> **What to do**
Rewrite the stretch of the records from the line containing "Identify all the" through the line containing "black-stone-19: 19: [247, 266, 267, 286]", replacing every "star-point" with "star-marker" and keeping all else unchanged. Leave the pictures out of your answer.

> **Data shown**
• • • • • • •

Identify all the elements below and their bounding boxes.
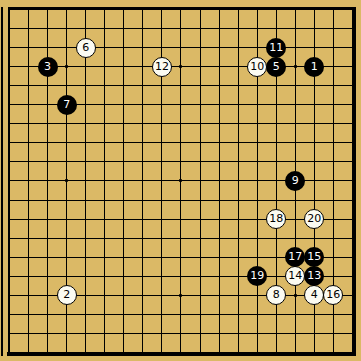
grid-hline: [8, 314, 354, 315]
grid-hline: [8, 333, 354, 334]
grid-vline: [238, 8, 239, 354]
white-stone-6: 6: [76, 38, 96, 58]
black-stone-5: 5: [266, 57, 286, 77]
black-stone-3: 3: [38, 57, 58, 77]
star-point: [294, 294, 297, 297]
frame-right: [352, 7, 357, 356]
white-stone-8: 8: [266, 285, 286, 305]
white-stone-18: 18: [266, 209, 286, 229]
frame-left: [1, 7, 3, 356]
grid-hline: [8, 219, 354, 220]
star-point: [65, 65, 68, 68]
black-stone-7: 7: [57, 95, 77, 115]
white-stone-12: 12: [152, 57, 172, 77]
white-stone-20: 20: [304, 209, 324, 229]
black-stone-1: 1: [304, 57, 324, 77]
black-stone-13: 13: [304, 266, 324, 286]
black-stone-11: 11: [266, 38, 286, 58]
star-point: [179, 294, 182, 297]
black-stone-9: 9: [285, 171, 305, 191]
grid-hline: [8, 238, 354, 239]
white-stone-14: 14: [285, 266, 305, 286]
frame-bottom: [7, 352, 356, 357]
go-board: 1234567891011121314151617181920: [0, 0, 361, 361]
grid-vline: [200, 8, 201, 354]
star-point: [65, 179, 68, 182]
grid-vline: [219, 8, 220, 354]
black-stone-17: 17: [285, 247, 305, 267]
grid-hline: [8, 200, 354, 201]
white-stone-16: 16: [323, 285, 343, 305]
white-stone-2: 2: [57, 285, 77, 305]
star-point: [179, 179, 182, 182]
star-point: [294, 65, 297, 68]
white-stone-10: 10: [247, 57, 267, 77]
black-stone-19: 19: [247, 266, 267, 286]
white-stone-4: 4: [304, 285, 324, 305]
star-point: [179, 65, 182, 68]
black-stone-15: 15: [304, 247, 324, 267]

• • • • • • •

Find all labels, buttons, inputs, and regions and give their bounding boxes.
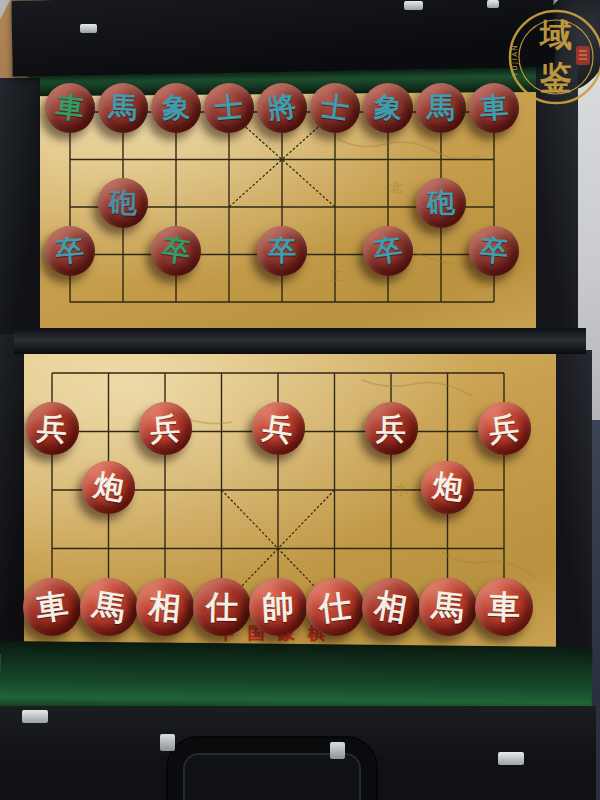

• • • • • • •

> **Finished exercise**
Identify all the elements below and their bounding boxes.
grid-hline: [8, 314, 354, 315]
grid-hline: [8, 333, 354, 334]
grid-vline: [238, 8, 239, 354]
white-stone-6: 6: [76, 38, 96, 58]
black-stone-5: 5: [266, 57, 286, 77]
black-stone-3: 3: [38, 57, 58, 77]
star-marker: [294, 294, 297, 297]
frame-right: [352, 7, 357, 356]
white-stone-8: 8: [266, 285, 286, 305]
white-stone-18: 18: [266, 209, 286, 229]
frame-left: [1, 7, 3, 356]
grid-hline: [8, 219, 354, 220]
star-marker: [65, 65, 68, 68]
black-stone-7: 7: [57, 95, 77, 115]
white-stone-12: 12: [152, 57, 172, 77]
white-stone-20: 20: [304, 209, 324, 229]
black-stone-1: 1: [304, 57, 324, 77]
black-stone-13: 13: [304, 266, 324, 286]
black-stone-11: 11: [266, 38, 286, 58]
star-marker: [179, 294, 182, 297]
black-stone-9: 9: [285, 171, 305, 191]
grid-hline: [8, 238, 354, 239]
white-stone-14: 14: [285, 266, 305, 286]
frame-bottom: [7, 352, 356, 357]
go-board: 1234567891011121314151617181920: [0, 0, 361, 361]
grid-vline: [200, 8, 201, 354]
star-marker: [65, 179, 68, 182]
grid-vline: [219, 8, 220, 354]
black-stone-17: 17: [285, 247, 305, 267]
grid-hline: [8, 200, 354, 201]
white-stone-16: 16: [323, 285, 343, 305]
white-stone-2: 2: [57, 285, 77, 305]
star-marker: [179, 179, 182, 182]
star-marker: [294, 65, 297, 68]
white-stone-10: 10: [247, 57, 267, 77]
black-stone-19: 19: [247, 266, 267, 286]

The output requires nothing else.